[Listed records]
__________________________________________________

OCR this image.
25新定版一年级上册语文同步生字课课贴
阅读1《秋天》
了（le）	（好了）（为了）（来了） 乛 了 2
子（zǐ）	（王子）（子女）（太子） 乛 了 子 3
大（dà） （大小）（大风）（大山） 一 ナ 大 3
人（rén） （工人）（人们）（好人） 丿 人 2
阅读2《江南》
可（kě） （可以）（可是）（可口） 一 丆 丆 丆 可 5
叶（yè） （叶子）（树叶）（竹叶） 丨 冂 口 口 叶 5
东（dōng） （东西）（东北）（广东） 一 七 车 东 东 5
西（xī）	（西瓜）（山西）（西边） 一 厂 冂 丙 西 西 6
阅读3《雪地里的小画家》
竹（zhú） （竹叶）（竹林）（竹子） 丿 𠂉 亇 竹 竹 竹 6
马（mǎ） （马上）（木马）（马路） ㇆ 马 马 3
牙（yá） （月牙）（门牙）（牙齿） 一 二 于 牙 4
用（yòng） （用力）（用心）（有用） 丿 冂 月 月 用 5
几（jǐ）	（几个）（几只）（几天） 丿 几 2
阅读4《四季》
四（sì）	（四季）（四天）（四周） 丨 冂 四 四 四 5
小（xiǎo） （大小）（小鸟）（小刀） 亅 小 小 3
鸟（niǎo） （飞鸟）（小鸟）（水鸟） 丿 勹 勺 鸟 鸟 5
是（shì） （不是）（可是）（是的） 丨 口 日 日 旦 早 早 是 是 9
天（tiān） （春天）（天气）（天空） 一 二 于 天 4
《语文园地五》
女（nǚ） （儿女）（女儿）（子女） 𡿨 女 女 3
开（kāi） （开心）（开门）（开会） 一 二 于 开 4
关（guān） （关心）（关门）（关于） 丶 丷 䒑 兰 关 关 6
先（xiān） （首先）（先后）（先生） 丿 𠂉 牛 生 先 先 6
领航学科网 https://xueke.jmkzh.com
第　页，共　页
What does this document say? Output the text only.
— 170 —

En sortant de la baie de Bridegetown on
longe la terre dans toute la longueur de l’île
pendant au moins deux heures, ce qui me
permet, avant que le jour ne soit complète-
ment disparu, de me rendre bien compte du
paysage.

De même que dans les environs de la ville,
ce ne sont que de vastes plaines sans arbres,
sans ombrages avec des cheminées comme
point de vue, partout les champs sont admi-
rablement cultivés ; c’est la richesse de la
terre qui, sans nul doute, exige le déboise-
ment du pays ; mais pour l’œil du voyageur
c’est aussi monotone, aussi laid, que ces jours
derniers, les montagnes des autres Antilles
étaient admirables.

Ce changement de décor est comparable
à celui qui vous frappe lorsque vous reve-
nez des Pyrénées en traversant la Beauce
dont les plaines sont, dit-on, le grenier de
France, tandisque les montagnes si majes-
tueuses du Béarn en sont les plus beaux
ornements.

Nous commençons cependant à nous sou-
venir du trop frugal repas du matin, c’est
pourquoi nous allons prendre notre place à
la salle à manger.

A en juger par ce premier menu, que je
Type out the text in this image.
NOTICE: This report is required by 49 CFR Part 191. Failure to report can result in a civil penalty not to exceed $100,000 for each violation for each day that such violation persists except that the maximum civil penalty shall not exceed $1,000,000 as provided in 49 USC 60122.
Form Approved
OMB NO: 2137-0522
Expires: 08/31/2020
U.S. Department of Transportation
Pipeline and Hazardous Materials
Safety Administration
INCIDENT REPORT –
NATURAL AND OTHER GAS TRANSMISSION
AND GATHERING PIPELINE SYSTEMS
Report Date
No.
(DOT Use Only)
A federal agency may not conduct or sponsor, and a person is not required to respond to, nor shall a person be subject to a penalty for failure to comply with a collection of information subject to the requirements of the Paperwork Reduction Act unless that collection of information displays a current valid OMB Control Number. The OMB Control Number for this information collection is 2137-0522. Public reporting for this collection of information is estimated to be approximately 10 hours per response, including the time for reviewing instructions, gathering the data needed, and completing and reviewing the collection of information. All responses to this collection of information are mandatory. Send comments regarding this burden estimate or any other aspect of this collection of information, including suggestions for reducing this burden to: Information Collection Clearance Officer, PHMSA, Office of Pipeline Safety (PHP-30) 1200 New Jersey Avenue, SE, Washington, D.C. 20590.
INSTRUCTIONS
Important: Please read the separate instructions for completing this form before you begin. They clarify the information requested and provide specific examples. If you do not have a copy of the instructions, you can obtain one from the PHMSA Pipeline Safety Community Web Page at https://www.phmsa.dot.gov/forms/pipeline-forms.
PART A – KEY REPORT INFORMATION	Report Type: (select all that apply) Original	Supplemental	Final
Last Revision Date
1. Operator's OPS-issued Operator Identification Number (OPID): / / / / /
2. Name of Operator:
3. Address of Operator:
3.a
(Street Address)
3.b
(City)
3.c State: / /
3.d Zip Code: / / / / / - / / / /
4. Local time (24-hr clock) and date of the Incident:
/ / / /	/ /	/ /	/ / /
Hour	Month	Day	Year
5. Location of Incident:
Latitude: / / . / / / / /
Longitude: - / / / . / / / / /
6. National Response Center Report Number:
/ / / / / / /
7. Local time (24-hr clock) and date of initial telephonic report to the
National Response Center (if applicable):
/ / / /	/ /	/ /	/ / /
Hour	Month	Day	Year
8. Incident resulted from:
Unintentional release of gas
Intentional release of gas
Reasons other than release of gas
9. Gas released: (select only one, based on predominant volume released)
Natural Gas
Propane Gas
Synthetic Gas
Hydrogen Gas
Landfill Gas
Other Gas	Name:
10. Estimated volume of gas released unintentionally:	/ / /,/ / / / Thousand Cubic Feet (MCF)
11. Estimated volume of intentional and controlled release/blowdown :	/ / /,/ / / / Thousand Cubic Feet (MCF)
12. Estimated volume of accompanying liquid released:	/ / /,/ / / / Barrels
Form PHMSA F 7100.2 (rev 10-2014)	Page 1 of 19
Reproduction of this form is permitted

__________________________________________________

[Given exercise]
Copy each record from above exactly, and include every line.

[Solved problem]
OCR this image.
25新定版一年级上册语文同步生字课课贴
阅读1《秋天》
了（le）	（好了）（为了）（来了） 乛 了 2
子（zǐ）	（王子）（子女）（太子） 乛 了 子 3
大（dà） （大小）（大风）（大山） 一 ナ 大 3
人（rén） （工人）（人们）（好人） 丿 人 2
阅读2《江南》
可（kě） （可以）（可是）（可口） 一 丆 丆 丆 可 5
叶（yè） （叶子）（树叶）（竹叶） 丨 冂 口 口 叶 5
东（dōng） （东西）（东北）（广东） 一 七 车 东 东 5
西（xī）	（西瓜）（山西）（西边） 一 厂 冂 丙 西 西 6
阅读3《雪地里的小画家》
竹（zhú） （竹叶）（竹林）（竹子） 丿 𠂉 亇 竹 竹 竹 6
马（mǎ） （马上）（木马）（马路） ㇆ 马 马 3
牙（yá） （月牙）（门牙）（牙齿） 一 二 于 牙 4
用（yòng） （用力）（用心）（有用） 丿 冂 月 月 用 5
几（jǐ）	（几个）（几只）（几天） 丿 几 2
阅读4《四季》
四（sì）	（四季）（四天）（四周） 丨 冂 四 四 四 5
小（xiǎo） （大小）（小鸟）（小刀） 亅 小 小 3
鸟（niǎo） （飞鸟）（小鸟）（水鸟） 丿 勹 勺 鸟 鸟 5
是（shì） （不是）（可是）（是的） 丨 口 日 日 旦 早 早 是 是 9
天（tiān） （春天）（天气）（天空） 一 二 于 天 4
《语文园地五》
女（nǚ） （儿女）（女儿）（子女） 𡿨 女 女 3
开（kāi） （开心）（开门）（开会） 一 二 于 开 4
关（guān） （关心）（关门）（关于） 丶 丷 䒑 兰 关 关 6
先（xiān） （首先）（先后）（先生） 丿 𠂉 牛 生 先 先 6
领航学科网 https://xueke.jmkzh.com
第　页，共　页
What does this document say? Output the text only.
— 170 —

En sortant de la baie de Bridegetown on
longe la terre dans toute la longueur de l’île
pendant au moins deux heures, ce qui me
permet, avant que le jour ne soit complète-
ment disparu, de me rendre bien compte du
paysage.

De même que dans les environs de la ville,
ce ne sont que de vastes plaines sans arbres,
sans ombrages avec des cheminées comme
point de vue, partout les champs sont admi-
rablement cultivés ; c’est la richesse de la
terre qui, sans nul doute, exige le déboise-
ment du pays ; mais pour l’œil du voyageur
c’est aussi monotone, aussi laid, que ces jours
derniers, les montagnes des autres Antilles
étaient admirables.

Ce changement de décor est comparable
à celui qui vous frappe lorsque vous reve-
nez des Pyrénées en traversant la Beauce
dont les plaines sont, dit-on, le grenier de
France, tandisque les montagnes si majes-
tueuses du Béarn en sont les plus beaux
ornements.

Nous commençons cependant à nous sou-
venir du trop frugal repas du matin, c’est
pourquoi nous allons prendre notre place à
la salle à manger.

A en juger par ce premier menu, que je
Type out the text in this image.
NOTICE: This report is required by 49 CFR Part 191. Failure to report can result in a civil penalty not to exceed $100,000 for each violation for each day that such violation persists except that the maximum civil penalty shall not exceed $1,000,000 as provided in 49 USC 60122.
Form Approved
OMB NO: 2137-0522
Expires: 08/31/2020
U.S. Department of Transportation
Pipeline and Hazardous Materials
Safety Administration
INCIDENT REPORT –
NATURAL AND OTHER GAS TRANSMISSION
AND GATHERING PIPELINE SYSTEMS
Report Date
No.
(DOT Use Only)
A federal agency may not conduct or sponsor, and a person is not required to respond to, nor shall a person be subject to a penalty for failure to comply with a collection of information subject to the requirements of the Paperwork Reduction Act unless that collection of information displays a current valid OMB Control Number. The OMB Control Number for this information collection is 2137-0522. Public reporting for this collection of information is estimated to be approximately 10 hours per response, including the time for reviewing instructions, gathering the data needed, and completing and reviewing the collection of information. All responses to this collection of information are mandatory. Send comments regarding this burden estimate or any other aspect of this collection of information, including suggestions for reducing this burden to: Information Collection Clearance Officer, PHMSA, Office of Pipeline Safety (PHP-30) 1200 New Jersey Avenue, SE, Washington, D.C. 20590.
INSTRUCTIONS
Important: Please read the separate instructions for completing this form before you begin. They clarify the information requested and provide specific examples. If you do not have a copy of the instructions, you can obtain one from the PHMSA Pipeline Safety Community Web Page at https://www.phmsa.dot.gov/forms/pipeline-forms.
PART A – KEY REPORT INFORMATION	Report Type: (select all that apply) Original	Supplemental	Final
Last Revision Date
1. Operator's OPS-issued Operator Identification Number (OPID): / / / / /
2. Name of Operator:
3. Address of Operator:
3.a
(Street Address)
3.b
(City)
3.c State: / /
3.d Zip Code: / / / / / - / / / /
4. Local time (24-hr clock) and date of the Incident:
/ / / /	/ /	/ /	/ / /
Hour	Month	Day	Year
5. Location of Incident:
Latitude: / / . / / / / /
Longitude: - / / / . / / / / /
6. National Response Center Report Number:
/ / / / / / /
7. Local time (24-hr clock) and date of initial telephonic report to the
National Response Center (if applicable):
/ / / /	/ /	/ /	/ / /
Hour	Month	Day	Year
8. Incident resulted from:
Unintentional release of gas
Intentional release of gas
Reasons other than release of gas
9. Gas released: (select only one, based on predominant volume released)
Natural Gas
Propane Gas
Synthetic Gas
Hydrogen Gas
Landfill Gas
Other Gas	Name:
10. Estimated volume of gas released unintentionally:	/ / /,/ / / / Thousand Cubic Feet (MCF)
11. Estimated volume of intentional and controlled release/blowdown :	/ / /,/ / / / Thousand Cubic Feet (MCF)
12. Estimated volume of accompanying liquid released:	/ / /,/ / / / Barrels
Form PHMSA F 7100.2 (rev 10-2014)	Page 1 of 19
Reproduction of this form is permitted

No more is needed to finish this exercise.